→ **GIVEN INSTRUCTION**:
Search the data for the word "Employment". Reproduce every line where it is found.

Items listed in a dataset
================

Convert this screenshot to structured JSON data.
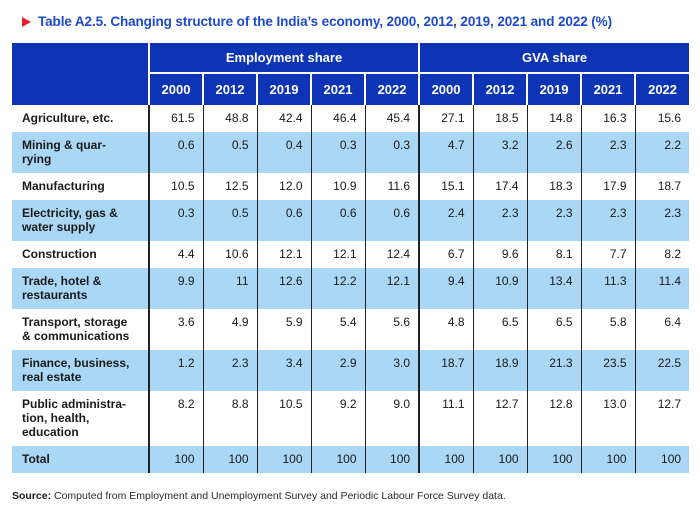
{
  "page": {
    "title": "Table A2.5. Changing structure of the India’s economy, 2000, 2012, 2019, 2021 and 2022 (%)"
  },
  "colors": {
    "header_blue": "#0c34b4",
    "band_blue": "#a9d7f5",
    "title_blue": "#1d49cc",
    "marker_red": "#e8212e"
  },
  "table": {
    "column_groups": [
      {
        "label": "Employment share"
      },
      {
        "label": "GVA share"
      }
    ],
    "year_columns": [
      "2000",
      "2012",
      "2019",
      "2021",
      "2022",
      "2000",
      "2012",
      "2019",
      "2021",
      "2022"
    ],
    "rows": [
      {
        "label": "Agriculture, etc.",
        "values": [
          "61.5",
          "48.8",
          "42.4",
          "46.4",
          "45.4",
          "27.1",
          "18.5",
          "14.8",
          "16.3",
          "15.6"
        ]
      },
      {
        "label": "Mining & quar-\nrying",
        "values": [
          "0.6",
          "0.5",
          "0.4",
          "0.3",
          "0.3",
          "4.7",
          "3.2",
          "2.6",
          "2.3",
          "2.2"
        ]
      },
      {
        "label": "Manufacturing",
        "values": [
          "10.5",
          "12.5",
          "12.0",
          "10.9",
          "11.6",
          "15.1",
          "17.4",
          "18.3",
          "17.9",
          "18.7"
        ]
      },
      {
        "label": "Electricity, gas &\nwater supply",
        "values": [
          "0.3",
          "0.5",
          "0.6",
          "0.6",
          "0.6",
          "2.4",
          "2.3",
          "2.3",
          "2.3",
          "2.3"
        ]
      },
      {
        "label": "Construction",
        "values": [
          "4.4",
          "10.6",
          "12.1",
          "12.1",
          "12.4",
          "6.7",
          "9.6",
          "8.1",
          "7.7",
          "8.2"
        ]
      },
      {
        "label": "Trade, hotel &\nrestaurants",
        "values": [
          "9.9",
          "11",
          "12.6",
          "12.2",
          "12.1",
          "9.4",
          "10.9",
          "13.4",
          "11.3",
          "11.4"
        ]
      },
      {
        "label": "Transport, storage\n& communications",
        "values": [
          "3.6",
          "4.9",
          "5.9",
          "5.4",
          "5.6",
          "4.8",
          "6.5",
          "6.5",
          "5.8",
          "6.4"
        ]
      },
      {
        "label": "Finance, business,\nreal estate",
        "values": [
          "1.2",
          "2.3",
          "3.4",
          "2.9",
          "3.0",
          "18.7",
          "18.9",
          "21.3",
          "23.5",
          "22.5"
        ]
      },
      {
        "label": "Public administra-\ntion, health,\neducation",
        "values": [
          "8.2",
          "8.8",
          "10.5",
          "9.2",
          "9.0",
          "11.1",
          "12.7",
          "12.8",
          "13.0",
          "12.7"
        ]
      },
      {
        "label": "Total",
        "values": [
          "100",
          "100",
          "100",
          "100",
          "100",
          "100",
          "100",
          "100",
          "100",
          "100"
        ]
      }
    ]
  },
  "source": {
    "label": "Source:",
    "text": " Computed from Employment and Unemployment Survey and Periodic Labour Force Survey data."
  }
}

================

→ **RESULT**:
        "label": "Employment share"
    "text": " Computed from Employment and Unemployment Survey and Periodic Labour Force Survey data."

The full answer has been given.